**Stored data:**
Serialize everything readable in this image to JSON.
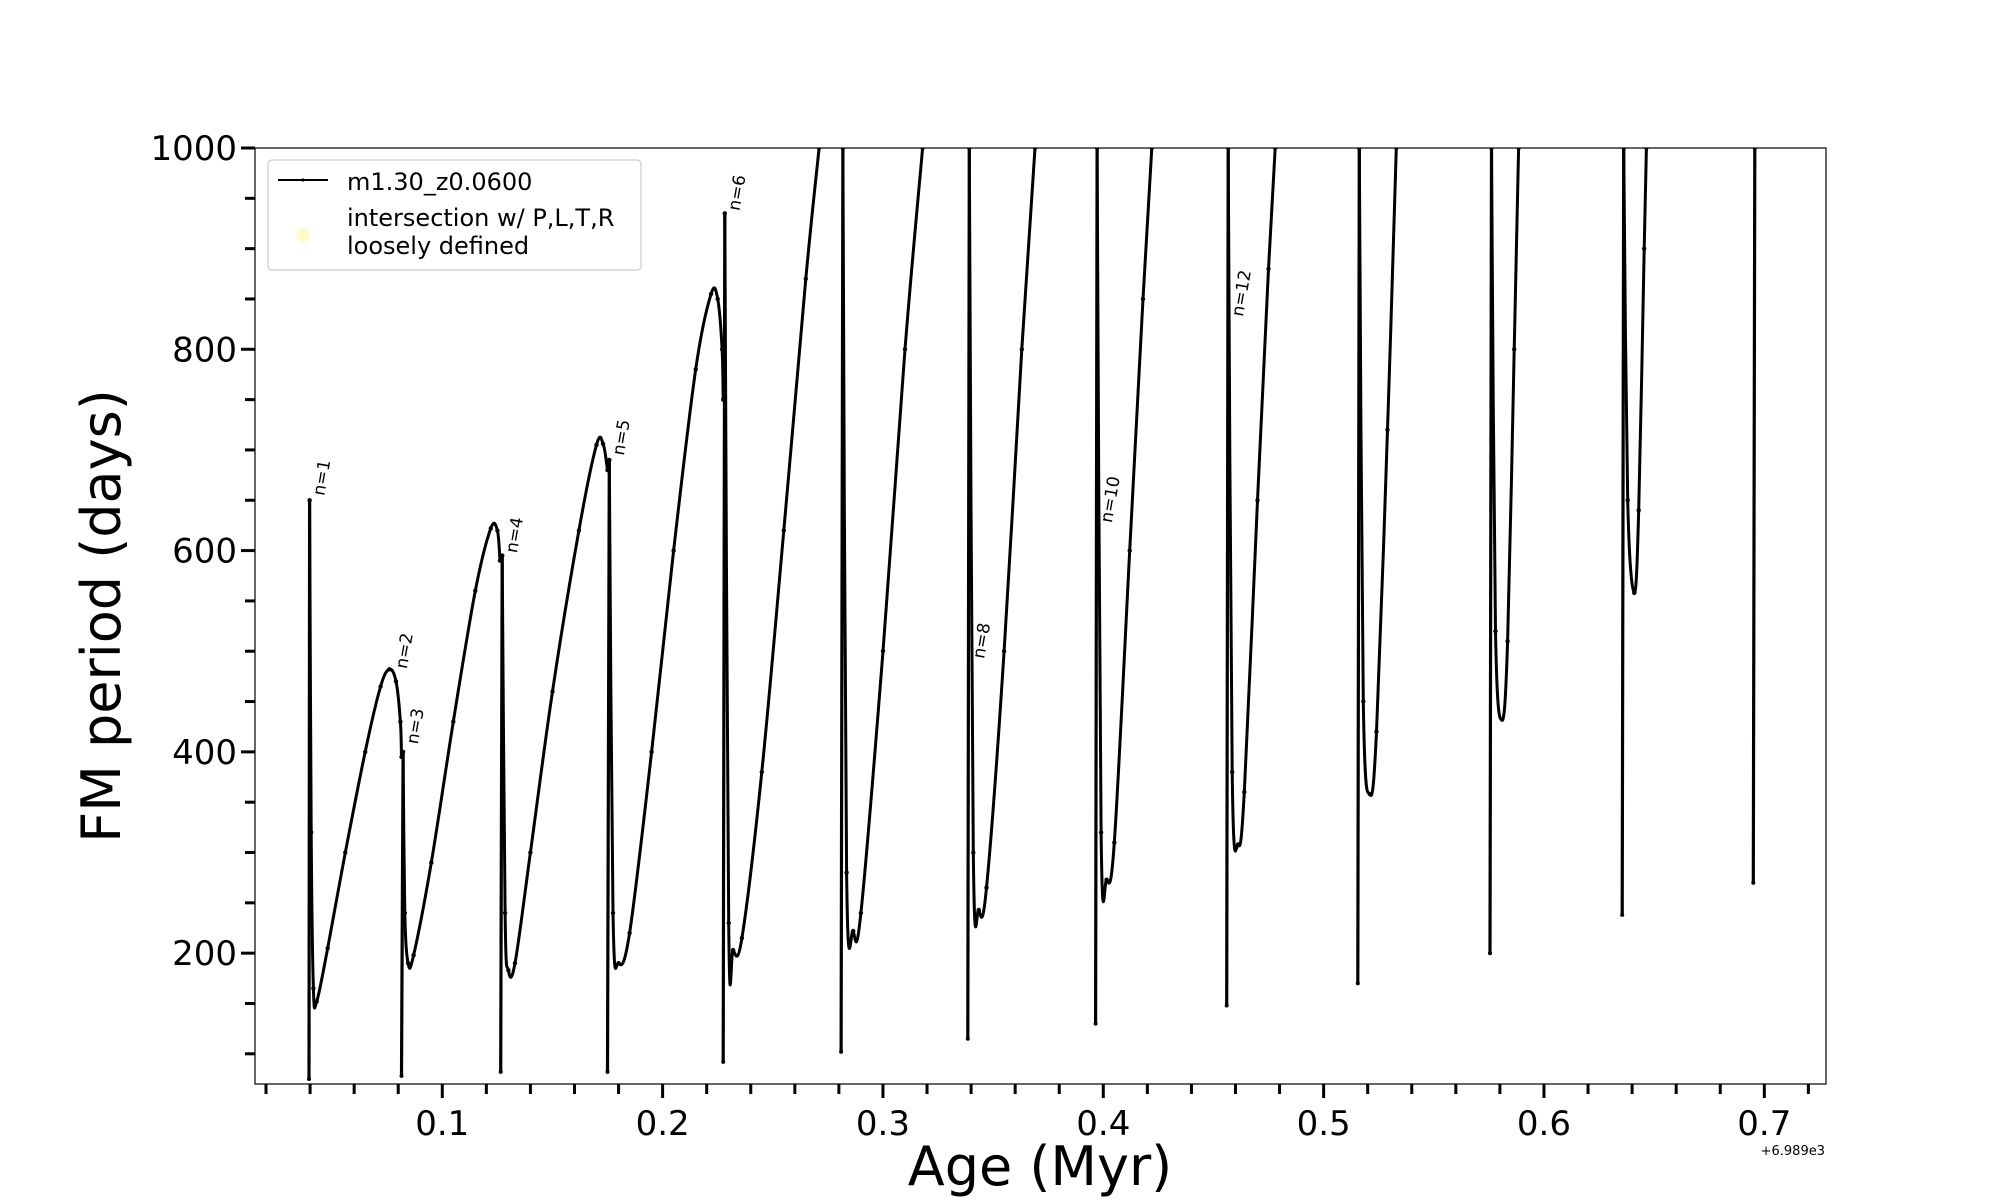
{
  "chart_data": {
    "type": "line",
    "xlabel": "Age (Myr)",
    "ylabel": "FM period (days)",
    "x_offset_label": "+6.989e3",
    "xlim": [
      0.015,
      0.728
    ],
    "ylim": [
      70,
      1000
    ],
    "x_ticks": [
      "0.1",
      "0.2",
      "0.3",
      "0.4",
      "0.5",
      "0.6",
      "0.7"
    ],
    "y_ticks": [
      "200",
      "400",
      "600",
      "800",
      "1000"
    ],
    "legend": {
      "position": "top-left",
      "entries": [
        "m1.30_z0.0600",
        "intersection w/ P,L,T,R\nloosely defined"
      ]
    },
    "marker_color": "#fffacd",
    "line_color": "#000000",
    "series": [
      {
        "name": "m1.30_z0.0600",
        "cycles": [
          {
            "pulse": [
              [
                0.0395,
                75
              ],
              [
                0.0398,
                650
              ]
            ],
            "points": [
              [
                0.0398,
                650
              ],
              [
                0.0405,
                320
              ],
              [
                0.0415,
                165
              ],
              [
                0.043,
                152
              ],
              [
                0.048,
                205
              ],
              [
                0.056,
                300
              ],
              [
                0.065,
                400
              ],
              [
                0.072,
                465
              ],
              [
                0.076,
                482
              ],
              [
                0.079,
                470
              ],
              [
                0.081,
                430
              ],
              [
                0.0815,
                395
              ]
            ]
          },
          {
            "pulse": [
              [
                0.0815,
                78
              ],
              [
                0.0822,
                400
              ]
            ],
            "points": [
              [
                0.0822,
                400
              ],
              [
                0.083,
                240
              ],
              [
                0.0845,
                190
              ],
              [
                0.087,
                198
              ],
              [
                0.095,
                290
              ],
              [
                0.105,
                430
              ],
              [
                0.115,
                560
              ],
              [
                0.122,
                622
              ],
              [
                0.125,
                620
              ],
              [
                0.1262,
                590
              ]
            ]
          },
          {
            "pulse": [
              [
                0.1265,
                82
              ],
              [
                0.1272,
                595
              ]
            ],
            "points": [
              [
                0.1272,
                595
              ],
              [
                0.1285,
                240
              ],
              [
                0.13,
                183
              ],
              [
                0.133,
                190
              ],
              [
                0.14,
                300
              ],
              [
                0.15,
                460
              ],
              [
                0.162,
                620
              ],
              [
                0.17,
                705
              ],
              [
                0.173,
                706
              ],
              [
                0.175,
                680
              ]
            ]
          },
          {
            "pulse": [
              [
                0.175,
                82
              ],
              [
                0.1758,
                690
              ]
            ],
            "points": [
              [
                0.1758,
                690
              ],
              [
                0.1775,
                240
              ],
              [
                0.18,
                190
              ],
              [
                0.185,
                220
              ],
              [
                0.195,
                400
              ],
              [
                0.205,
                600
              ],
              [
                0.215,
                780
              ],
              [
                0.222,
                855
              ],
              [
                0.225,
                850
              ],
              [
                0.227,
                800
              ],
              [
                0.2275,
                750
              ]
            ]
          },
          {
            "pulse": [
              [
                0.2275,
                92
              ],
              [
                0.2282,
                935
              ]
            ],
            "points": [
              [
                0.2282,
                935
              ],
              [
                0.23,
                230
              ],
              [
                0.232,
                203
              ],
              [
                0.236,
                215
              ],
              [
                0.245,
                380
              ],
              [
                0.255,
                620
              ],
              [
                0.265,
                870
              ],
              [
                0.271,
                1000
              ]
            ]
          },
          {
            "pulse": [
              [
                0.281,
                102
              ],
              [
                0.2818,
                1000
              ]
            ],
            "points": [
              [
                0.2818,
                1000
              ],
              [
                0.2835,
                280
              ],
              [
                0.2865,
                222
              ],
              [
                0.29,
                240
              ],
              [
                0.3,
                500
              ],
              [
                0.31,
                800
              ],
              [
                0.318,
                1000
              ]
            ]
          },
          {
            "pulse": [
              [
                0.3385,
                115
              ],
              [
                0.3392,
                1000
              ]
            ],
            "points": [
              [
                0.3392,
                1000
              ],
              [
                0.341,
                300
              ],
              [
                0.3435,
                243
              ],
              [
                0.347,
                265
              ],
              [
                0.355,
                500
              ],
              [
                0.363,
                800
              ],
              [
                0.369,
                1000
              ]
            ]
          },
          {
            "pulse": [
              [
                0.3965,
                130
              ],
              [
                0.3972,
                1000
              ]
            ],
            "points": [
              [
                0.3972,
                1000
              ],
              [
                0.399,
                320
              ],
              [
                0.4015,
                273
              ],
              [
                0.405,
                310
              ],
              [
                0.412,
                600
              ],
              [
                0.418,
                850
              ],
              [
                0.422,
                1000
              ]
            ]
          },
          {
            "pulse": [
              [
                0.456,
                148
              ],
              [
                0.4567,
                1000
              ]
            ],
            "points": [
              [
                0.4567,
                1000
              ],
              [
                0.4585,
                380
              ],
              [
                0.4612,
                308
              ],
              [
                0.464,
                360
              ],
              [
                0.47,
                650
              ],
              [
                0.475,
                880
              ],
              [
                0.478,
                1000
              ]
            ]
          },
          {
            "pulse": [
              [
                0.5155,
                170
              ],
              [
                0.5162,
                1000
              ]
            ],
            "points": [
              [
                0.5162,
                1000
              ],
              [
                0.518,
                450
              ],
              [
                0.521,
                358
              ],
              [
                0.524,
                420
              ],
              [
                0.529,
                720
              ],
              [
                0.533,
                1000
              ]
            ]
          },
          {
            "pulse": [
              [
                0.5755,
                200
              ],
              [
                0.5762,
                1000
              ]
            ],
            "points": [
              [
                0.5762,
                1000
              ],
              [
                0.578,
                520
              ],
              [
                0.581,
                432
              ],
              [
                0.5835,
                510
              ],
              [
                0.5865,
                800
              ],
              [
                0.5885,
                1000
              ]
            ]
          },
          {
            "pulse": [
              [
                0.6355,
                238
              ],
              [
                0.6362,
                1000
              ]
            ],
            "points": [
              [
                0.6362,
                1000
              ],
              [
                0.638,
                650
              ],
              [
                0.641,
                558
              ],
              [
                0.643,
                640
              ],
              [
                0.6455,
                900
              ],
              [
                0.6465,
                1000
              ]
            ]
          },
          {
            "pulse": [
              [
                0.695,
                270
              ],
              [
                0.6957,
                1000
              ]
            ],
            "points": []
          }
        ]
      }
    ],
    "annotations": [
      {
        "text": "n=1",
        "x": 0.04,
        "y": 652
      },
      {
        "text": "n=2",
        "x": 0.0775,
        "y": 480
      },
      {
        "text": "n=3",
        "x": 0.0825,
        "y": 405
      },
      {
        "text": "n=4",
        "x": 0.1275,
        "y": 595
      },
      {
        "text": "n=5",
        "x": 0.176,
        "y": 692
      },
      {
        "text": "n=6",
        "x": 0.2285,
        "y": 935
      },
      {
        "text": "n=8",
        "x": 0.3395,
        "y": 490
      },
      {
        "text": "n=10",
        "x": 0.3975,
        "y": 625
      },
      {
        "text": "n=12",
        "x": 0.457,
        "y": 830
      }
    ]
  }
}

**Task directions:** Of the lines in the material, how many contain the word "text"? Reply with the number and nothing else.

**Answer to the task:** 9